> _WRITTEN INSTRUCTION_:
Print each line exactly as it is given.

> _DATA SUPPLIED_:
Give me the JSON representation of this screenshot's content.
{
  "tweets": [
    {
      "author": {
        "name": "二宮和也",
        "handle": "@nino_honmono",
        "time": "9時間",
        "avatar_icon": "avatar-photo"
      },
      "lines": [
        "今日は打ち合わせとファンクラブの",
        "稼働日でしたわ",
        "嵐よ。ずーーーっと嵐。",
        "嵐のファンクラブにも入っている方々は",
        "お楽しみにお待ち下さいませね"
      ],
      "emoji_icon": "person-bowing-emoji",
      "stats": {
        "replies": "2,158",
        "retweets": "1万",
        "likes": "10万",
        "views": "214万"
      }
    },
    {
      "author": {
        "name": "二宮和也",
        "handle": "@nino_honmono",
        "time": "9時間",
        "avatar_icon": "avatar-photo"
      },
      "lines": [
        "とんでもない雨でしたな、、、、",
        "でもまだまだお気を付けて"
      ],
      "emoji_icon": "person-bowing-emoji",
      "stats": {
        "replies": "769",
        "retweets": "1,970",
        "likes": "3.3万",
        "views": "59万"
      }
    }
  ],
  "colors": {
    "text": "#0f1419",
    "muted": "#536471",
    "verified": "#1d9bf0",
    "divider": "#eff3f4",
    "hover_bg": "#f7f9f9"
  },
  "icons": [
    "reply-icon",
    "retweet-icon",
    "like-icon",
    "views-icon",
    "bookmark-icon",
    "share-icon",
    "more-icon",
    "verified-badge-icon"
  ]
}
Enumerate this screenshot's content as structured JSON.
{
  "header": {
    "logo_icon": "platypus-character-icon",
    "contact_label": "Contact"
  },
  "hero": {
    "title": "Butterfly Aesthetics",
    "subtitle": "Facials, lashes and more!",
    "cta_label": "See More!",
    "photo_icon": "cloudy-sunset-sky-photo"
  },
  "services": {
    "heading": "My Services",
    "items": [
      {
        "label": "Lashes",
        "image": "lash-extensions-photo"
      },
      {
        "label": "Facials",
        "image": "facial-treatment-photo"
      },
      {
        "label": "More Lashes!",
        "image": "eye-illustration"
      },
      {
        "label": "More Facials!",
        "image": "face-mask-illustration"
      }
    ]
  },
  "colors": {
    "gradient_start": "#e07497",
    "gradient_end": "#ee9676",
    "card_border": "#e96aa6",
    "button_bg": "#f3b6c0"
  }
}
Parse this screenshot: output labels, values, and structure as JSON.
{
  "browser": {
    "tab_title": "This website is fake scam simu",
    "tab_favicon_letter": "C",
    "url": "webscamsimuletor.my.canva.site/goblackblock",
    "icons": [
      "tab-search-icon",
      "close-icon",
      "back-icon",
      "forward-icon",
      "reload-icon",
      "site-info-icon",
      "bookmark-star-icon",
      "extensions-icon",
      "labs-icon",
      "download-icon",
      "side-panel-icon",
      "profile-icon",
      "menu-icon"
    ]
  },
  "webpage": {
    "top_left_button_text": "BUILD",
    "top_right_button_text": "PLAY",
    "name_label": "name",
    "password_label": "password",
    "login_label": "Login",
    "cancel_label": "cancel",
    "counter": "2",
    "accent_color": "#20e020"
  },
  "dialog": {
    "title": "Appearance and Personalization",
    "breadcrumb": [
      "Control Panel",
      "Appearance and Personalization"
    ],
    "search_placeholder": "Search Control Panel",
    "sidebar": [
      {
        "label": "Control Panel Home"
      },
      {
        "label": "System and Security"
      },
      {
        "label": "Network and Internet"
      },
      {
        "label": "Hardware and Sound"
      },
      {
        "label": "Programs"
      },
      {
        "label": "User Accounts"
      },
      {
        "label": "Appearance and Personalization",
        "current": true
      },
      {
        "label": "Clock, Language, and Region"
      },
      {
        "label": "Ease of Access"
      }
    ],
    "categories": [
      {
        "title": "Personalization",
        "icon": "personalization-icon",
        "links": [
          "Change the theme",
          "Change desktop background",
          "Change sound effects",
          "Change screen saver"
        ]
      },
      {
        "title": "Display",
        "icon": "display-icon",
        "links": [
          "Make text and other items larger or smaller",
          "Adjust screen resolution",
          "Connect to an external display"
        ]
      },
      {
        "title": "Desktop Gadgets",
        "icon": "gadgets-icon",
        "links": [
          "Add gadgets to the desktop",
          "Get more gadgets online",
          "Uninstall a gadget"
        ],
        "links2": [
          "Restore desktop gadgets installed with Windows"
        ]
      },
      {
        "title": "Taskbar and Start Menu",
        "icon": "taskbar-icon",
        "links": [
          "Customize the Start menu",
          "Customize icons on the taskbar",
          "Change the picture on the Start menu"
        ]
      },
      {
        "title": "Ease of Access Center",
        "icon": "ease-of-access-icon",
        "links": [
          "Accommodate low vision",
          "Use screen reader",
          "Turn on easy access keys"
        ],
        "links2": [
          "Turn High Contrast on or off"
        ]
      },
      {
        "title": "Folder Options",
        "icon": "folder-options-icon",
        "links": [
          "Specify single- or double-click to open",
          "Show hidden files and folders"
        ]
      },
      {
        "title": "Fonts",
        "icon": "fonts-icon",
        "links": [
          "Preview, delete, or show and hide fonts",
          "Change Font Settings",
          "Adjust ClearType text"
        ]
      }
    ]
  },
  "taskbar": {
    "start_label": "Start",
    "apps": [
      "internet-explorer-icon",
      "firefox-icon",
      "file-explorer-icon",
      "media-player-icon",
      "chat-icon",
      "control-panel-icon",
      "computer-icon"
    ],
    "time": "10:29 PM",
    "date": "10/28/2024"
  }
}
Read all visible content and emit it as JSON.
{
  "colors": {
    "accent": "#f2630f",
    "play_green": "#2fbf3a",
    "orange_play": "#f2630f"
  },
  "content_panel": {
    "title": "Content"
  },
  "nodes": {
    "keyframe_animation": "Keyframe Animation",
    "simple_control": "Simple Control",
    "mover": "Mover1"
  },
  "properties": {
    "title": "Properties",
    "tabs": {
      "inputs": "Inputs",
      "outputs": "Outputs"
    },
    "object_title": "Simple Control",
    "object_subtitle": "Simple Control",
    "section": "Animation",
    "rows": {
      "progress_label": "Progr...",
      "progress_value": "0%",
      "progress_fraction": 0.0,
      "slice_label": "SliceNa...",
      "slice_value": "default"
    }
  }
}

> _OUTPUT OF THE TASK_:
Give me the JSON representation of this screenshot's content.
{
  "tweets": [
    {
      "author": {
        "name": "二宮和也",
        "handle": "@nino_honmono",
        "time": "9時間",
        "avatar_icon": "avatar-photo"
      },
      "lines": [
        "今日は打ち合わせとファンクラブの",
        "稼働日でしたわ",
        "嵐よ。ずーーーっと嵐。",
        "嵐のファンクラブにも入っている方々は",
        "お楽しみにお待ち下さいませね"
      ],
      "emoji_icon": "person-bowing-emoji",
      "stats": {
        "replies": "2,158",
        "retweets": "1万",
        "likes": "10万",
        "views": "214万"
      }
    },
    {
      "author": {
        "name": "二宮和也",
        "handle": "@nino_honmono",
        "time": "9時間",
        "avatar_icon": "avatar-photo"
      },
      "lines": [
        "とんでもない雨でしたな、、、、",
        "でもまだまだお気を付けて"
      ],
      "emoji_icon": "person-bowing-emoji",
      "stats": {
        "replies": "769",
        "retweets": "1,970",
        "likes": "3.3万",
        "views": "59万"
      }
    }
  ],
  "colors": {
    "text": "#0f1419",
    "muted": "#536471",
    "verified": "#1d9bf0",
    "divider": "#eff3f4",
    "hover_bg": "#f7f9f9"
  },
  "icons": [
    "reply-icon",
    "retweet-icon",
    "like-icon",
    "views-icon",
    "bookmark-icon",
    "share-icon",
    "more-icon",
    "verified-badge-icon"
  ]
}
Enumerate this screenshot's content as structured JSON.
{
  "header": {
    "logo_icon": "platypus-character-icon",
    "contact_label": "Contact"
  },
  "hero": {
    "title": "Butterfly Aesthetics",
    "subtitle": "Facials, lashes and more!",
    "cta_label": "See More!",
    "photo_icon": "cloudy-sunset-sky-photo"
  },
  "services": {
    "heading": "My Services",
    "items": [
      {
        "label": "Lashes",
        "image": "lash-extensions-photo"
      },
      {
        "label": "Facials",
        "image": "facial-treatment-photo"
      },
      {
        "label": "More Lashes!",
        "image": "eye-illustration"
      },
      {
        "label": "More Facials!",
        "image": "face-mask-illustration"
      }
    ]
  },
  "colors": {
    "gradient_start": "#e07497",
    "gradient_end": "#ee9676",
    "card_border": "#e96aa6",
    "button_bg": "#f3b6c0"
  }
}
Parse this screenshot: output labels, values, and structure as JSON.
{
  "browser": {
    "tab_title": "This website is fake scam simu",
    "tab_favicon_letter": "C",
    "url": "webscamsimuletor.my.canva.site/goblackblock",
    "icons": [
      "tab-search-icon",
      "close-icon",
      "back-icon",
      "forward-icon",
      "reload-icon",
      "site-info-icon",
      "bookmark-star-icon",
      "extensions-icon",
      "labs-icon",
      "download-icon",
      "side-panel-icon",
      "profile-icon",
      "menu-icon"
    ]
  },
  "webpage": {
    "top_left_button_text": "BUILD",
    "top_right_button_text": "PLAY",
    "name_label": "name",
    "password_label": "password",
    "login_label": "Login",
    "cancel_label": "cancel",
    "counter": "2",
    "accent_color": "#20e020"
  },
  "dialog": {
    "title": "Appearance and Personalization",
    "breadcrumb": [
      "Control Panel",
      "Appearance and Personalization"
    ],
    "search_placeholder": "Search Control Panel",
    "sidebar": [
      {
        "label": "Control Panel Home"
      },
      {
        "label": "System and Security"
      },
      {
        "label": "Network and Internet"
      },
      {
        "label": "Hardware and Sound"
      },
      {
        "label": "Programs"
      },
      {
        "label": "User Accounts"
      },
      {
        "label": "Appearance and Personalization",
        "current": true
      },
      {
        "label": "Clock, Language, and Region"
      },
      {
        "label": "Ease of Access"
      }
    ],
    "categories": [
      {
        "title": "Personalization",
        "icon": "personalization-icon",
        "links": [
          "Change the theme",
          "Change desktop background",
          "Change sound effects",
          "Change screen saver"
        ]
      },
      {
        "title": "Display",
        "icon": "display-icon",
        "links": [
          "Make text and other items larger or smaller",
          "Adjust screen resolution",
          "Connect to an external display"
        ]
      },
      {
        "title": "Desktop Gadgets",
        "icon": "gadgets-icon",
        "links": [
          "Add gadgets to the desktop",
          "Get more gadgets online",
          "Uninstall a gadget"
        ],
        "links2": [
          "Restore desktop gadgets installed with Windows"
        ]
      },
      {
        "title": "Taskbar and Start Menu",
        "icon": "taskbar-icon",
        "links": [
          "Customize the Start menu",
          "Customize icons on the taskbar",
          "Change the picture on the Start menu"
        ]
      },
      {
        "title": "Ease of Access Center",
        "icon": "ease-of-access-icon",
        "links": [
          "Accommodate low vision",
          "Use screen reader",
          "Turn on easy access keys"
        ],
        "links2": [
          "Turn High Contrast on or off"
        ]
      },
      {
        "title": "Folder Options",
        "icon": "folder-options-icon",
        "links": [
          "Specify single- or double-click to open",
          "Show hidden files and folders"
        ]
      },
      {
        "title": "Fonts",
        "icon": "fonts-icon",
        "links": [
          "Preview, delete, or show and hide fonts",
          "Change Font Settings",
          "Adjust ClearType text"
        ]
      }
    ]
  },
  "taskbar": {
    "start_label": "Start",
    "apps": [
      "internet-explorer-icon",
      "firefox-icon",
      "file-explorer-icon",
      "media-player-icon",
      "chat-icon",
      "control-panel-icon",
      "computer-icon"
    ],
    "time": "10:29 PM",
    "date": "10/28/2024"
  }
}
Read all visible content and emit it as JSON.
{
  "colors": {
    "accent": "#f2630f",
    "play_green": "#2fbf3a",
    "orange_play": "#f2630f"
  },
  "content_panel": {
    "title": "Content"
  },
  "nodes": {
    "keyframe_animation": "Keyframe Animation",
    "simple_control": "Simple Control",
    "mover": "Mover1"
  },
  "properties": {
    "title": "Properties",
    "tabs": {
      "inputs": "Inputs",
      "outputs": "Outputs"
    },
    "object_title": "Simple Control",
    "object_subtitle": "Simple Control",
    "section": "Animation",
    "rows": {
      "progress_label": "Progr...",
      "progress_value": "0%",
      "progress_fraction": 0.0,
      "slice_label": "SliceNa...",
      "slice_value": "default"
    }
  }
}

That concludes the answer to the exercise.